## [Instructions for the task]
Which lines hold the word "musi"? Copy each of them.
• • • •
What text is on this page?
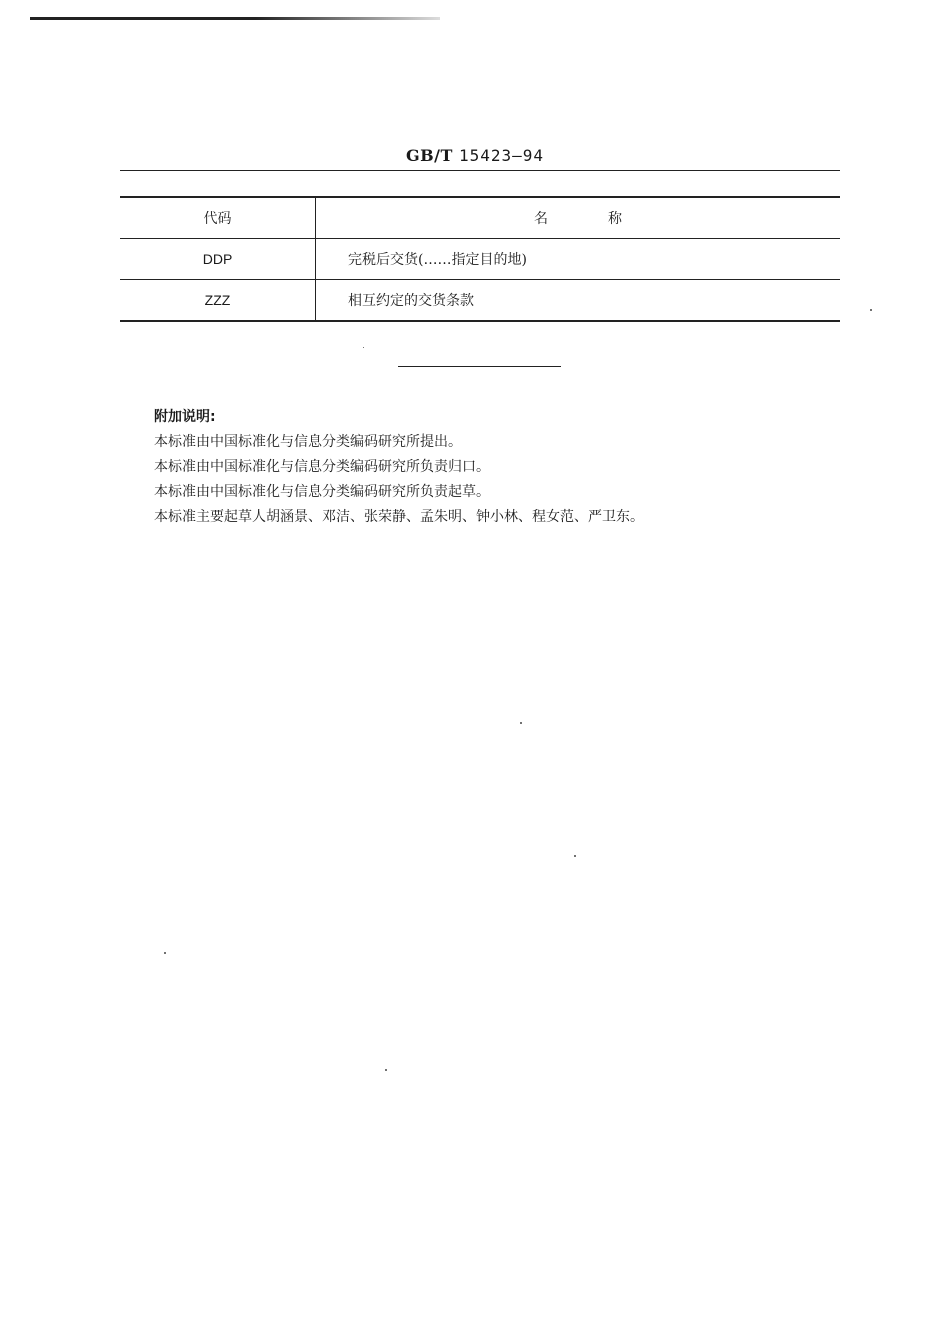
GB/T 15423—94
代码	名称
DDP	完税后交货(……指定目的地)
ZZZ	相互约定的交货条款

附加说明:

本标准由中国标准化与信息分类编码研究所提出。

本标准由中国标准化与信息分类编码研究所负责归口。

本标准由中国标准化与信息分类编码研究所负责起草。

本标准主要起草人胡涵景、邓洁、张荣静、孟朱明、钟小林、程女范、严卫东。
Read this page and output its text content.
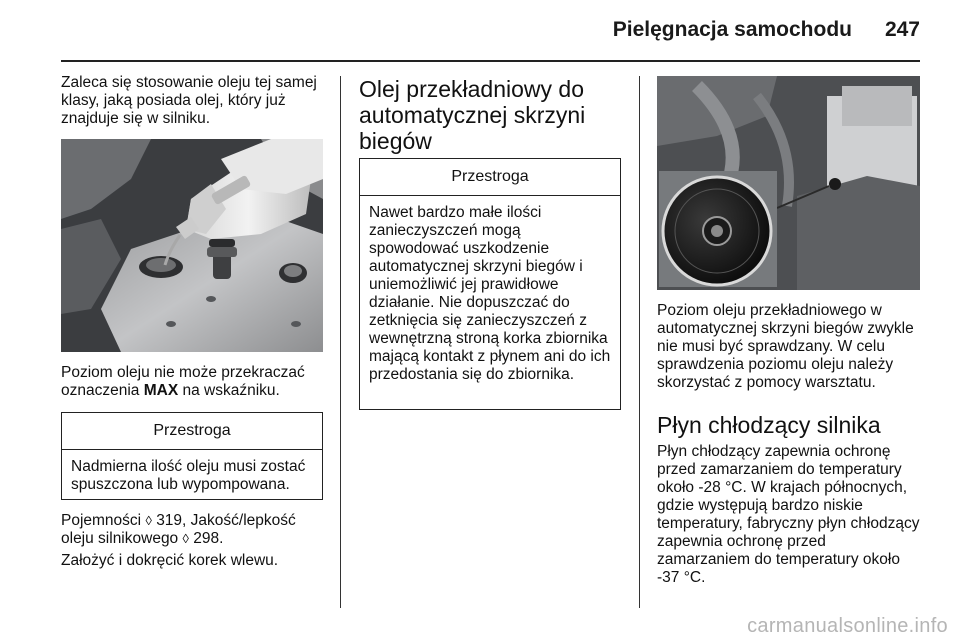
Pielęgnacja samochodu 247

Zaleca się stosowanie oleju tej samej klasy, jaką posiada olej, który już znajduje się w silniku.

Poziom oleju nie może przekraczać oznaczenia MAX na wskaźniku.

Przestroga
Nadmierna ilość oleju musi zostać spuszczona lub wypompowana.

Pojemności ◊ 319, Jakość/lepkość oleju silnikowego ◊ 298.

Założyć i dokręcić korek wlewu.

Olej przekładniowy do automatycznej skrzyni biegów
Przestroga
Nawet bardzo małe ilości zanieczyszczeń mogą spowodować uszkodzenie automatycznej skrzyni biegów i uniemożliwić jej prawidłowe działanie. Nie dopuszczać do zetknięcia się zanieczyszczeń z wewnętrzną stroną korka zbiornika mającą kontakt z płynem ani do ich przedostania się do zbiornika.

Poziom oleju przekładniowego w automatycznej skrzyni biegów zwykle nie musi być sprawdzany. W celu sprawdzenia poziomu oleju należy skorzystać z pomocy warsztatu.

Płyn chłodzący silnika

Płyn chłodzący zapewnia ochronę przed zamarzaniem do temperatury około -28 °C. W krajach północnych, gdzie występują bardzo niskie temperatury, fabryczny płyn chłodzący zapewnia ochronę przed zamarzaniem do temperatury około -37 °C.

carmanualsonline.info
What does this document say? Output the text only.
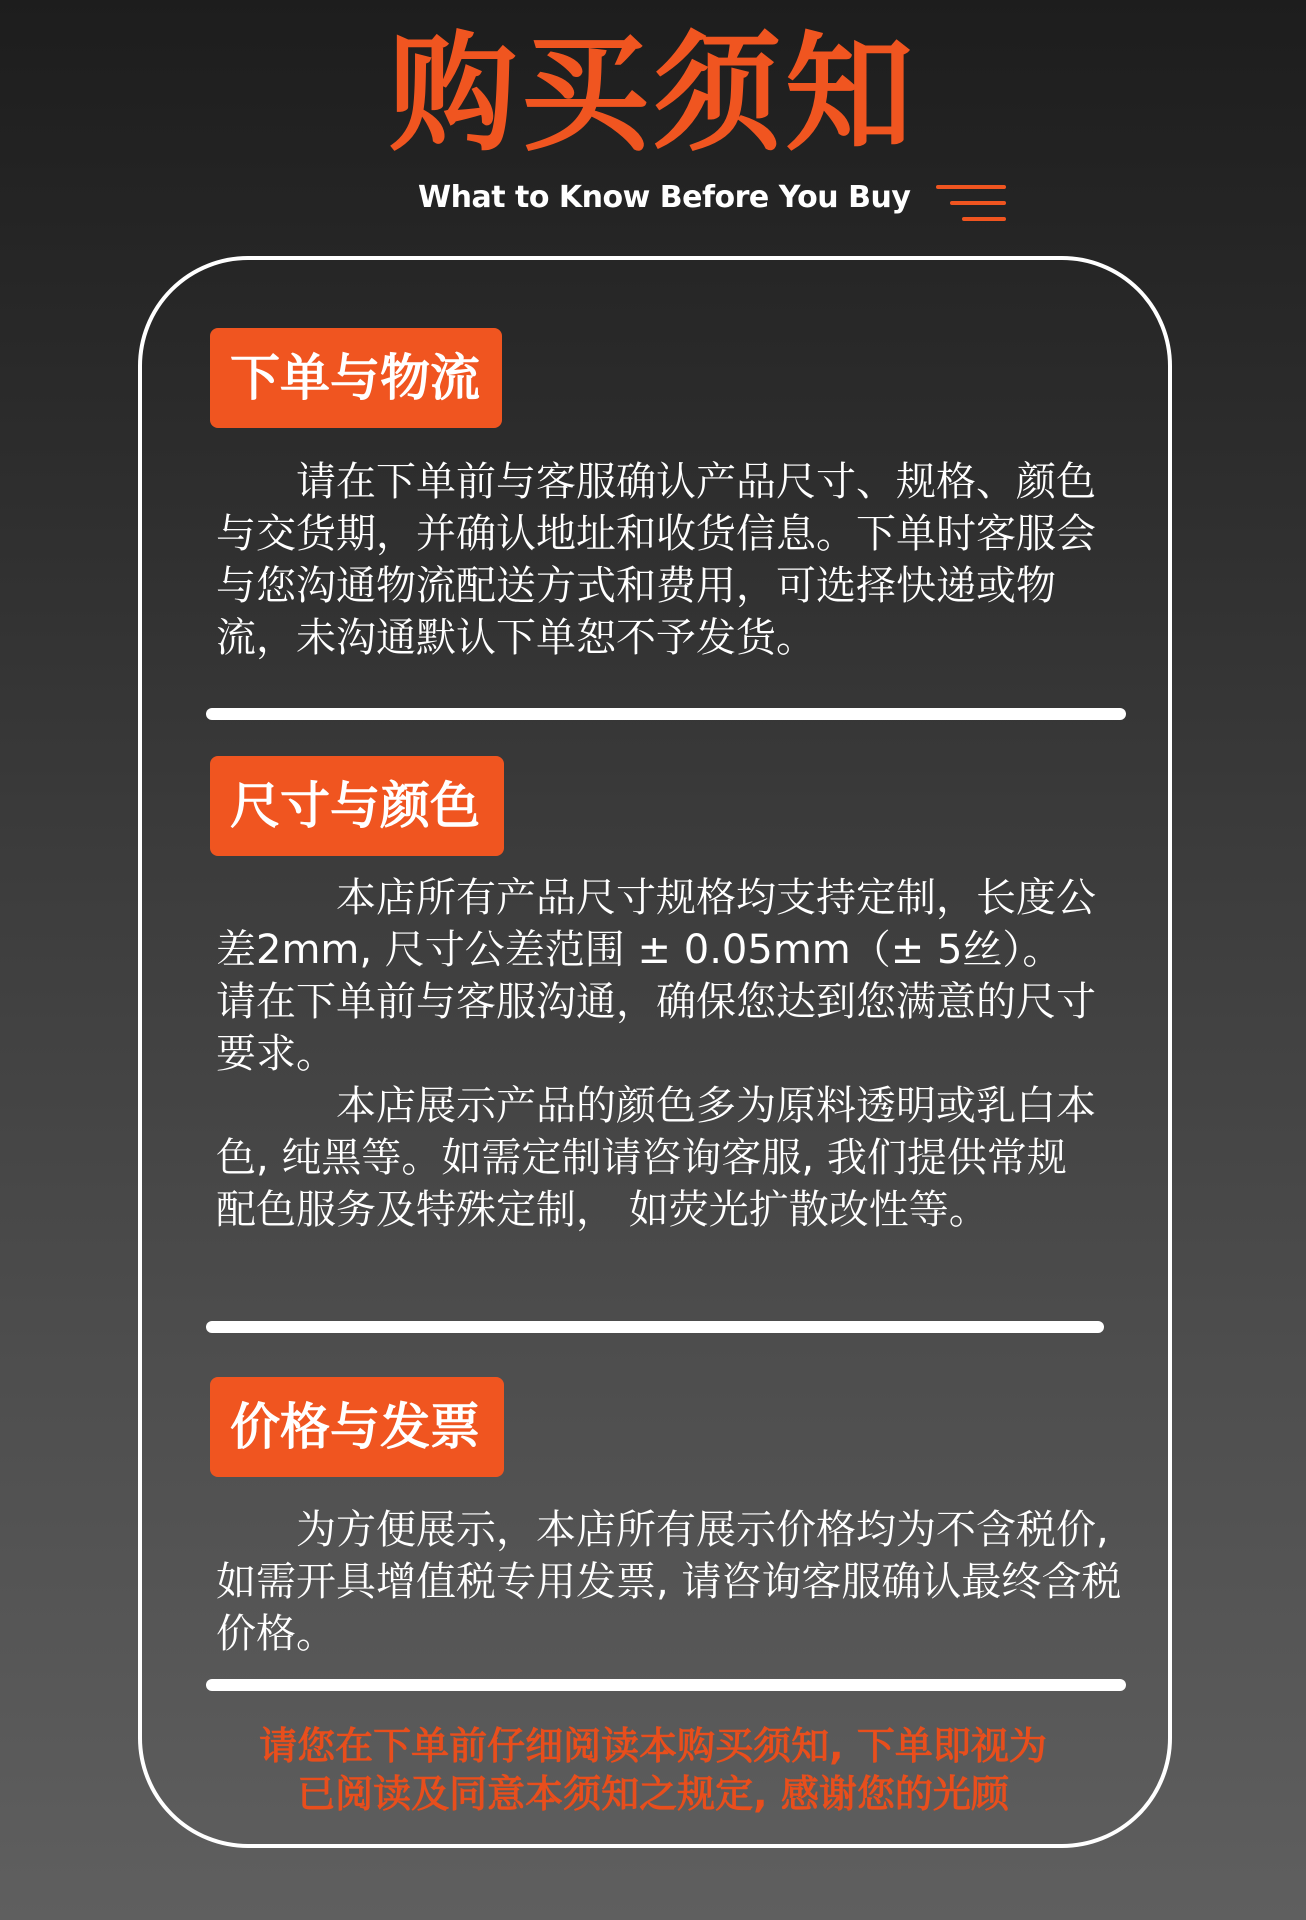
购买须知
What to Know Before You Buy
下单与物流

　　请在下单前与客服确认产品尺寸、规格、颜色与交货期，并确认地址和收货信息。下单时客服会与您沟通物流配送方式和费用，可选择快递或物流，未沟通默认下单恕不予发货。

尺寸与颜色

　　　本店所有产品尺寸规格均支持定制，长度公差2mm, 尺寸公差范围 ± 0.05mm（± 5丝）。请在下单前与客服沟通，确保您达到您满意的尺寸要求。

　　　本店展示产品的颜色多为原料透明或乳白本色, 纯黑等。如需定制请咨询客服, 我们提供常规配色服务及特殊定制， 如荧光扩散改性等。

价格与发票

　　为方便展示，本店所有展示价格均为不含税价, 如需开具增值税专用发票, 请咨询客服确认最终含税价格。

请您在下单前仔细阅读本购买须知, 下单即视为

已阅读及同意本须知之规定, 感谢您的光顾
• • • •
## [Reply]
Nadmierna ilość oleju musi zostać spuszczona lub wypompowana.
Poziom oleju przekładniowego w automatycznej skrzyni biegów zwykle nie musi być sprawdzany. W celu sprawdzenia poziomu oleju należy skorzystać z pomocy warsztatu.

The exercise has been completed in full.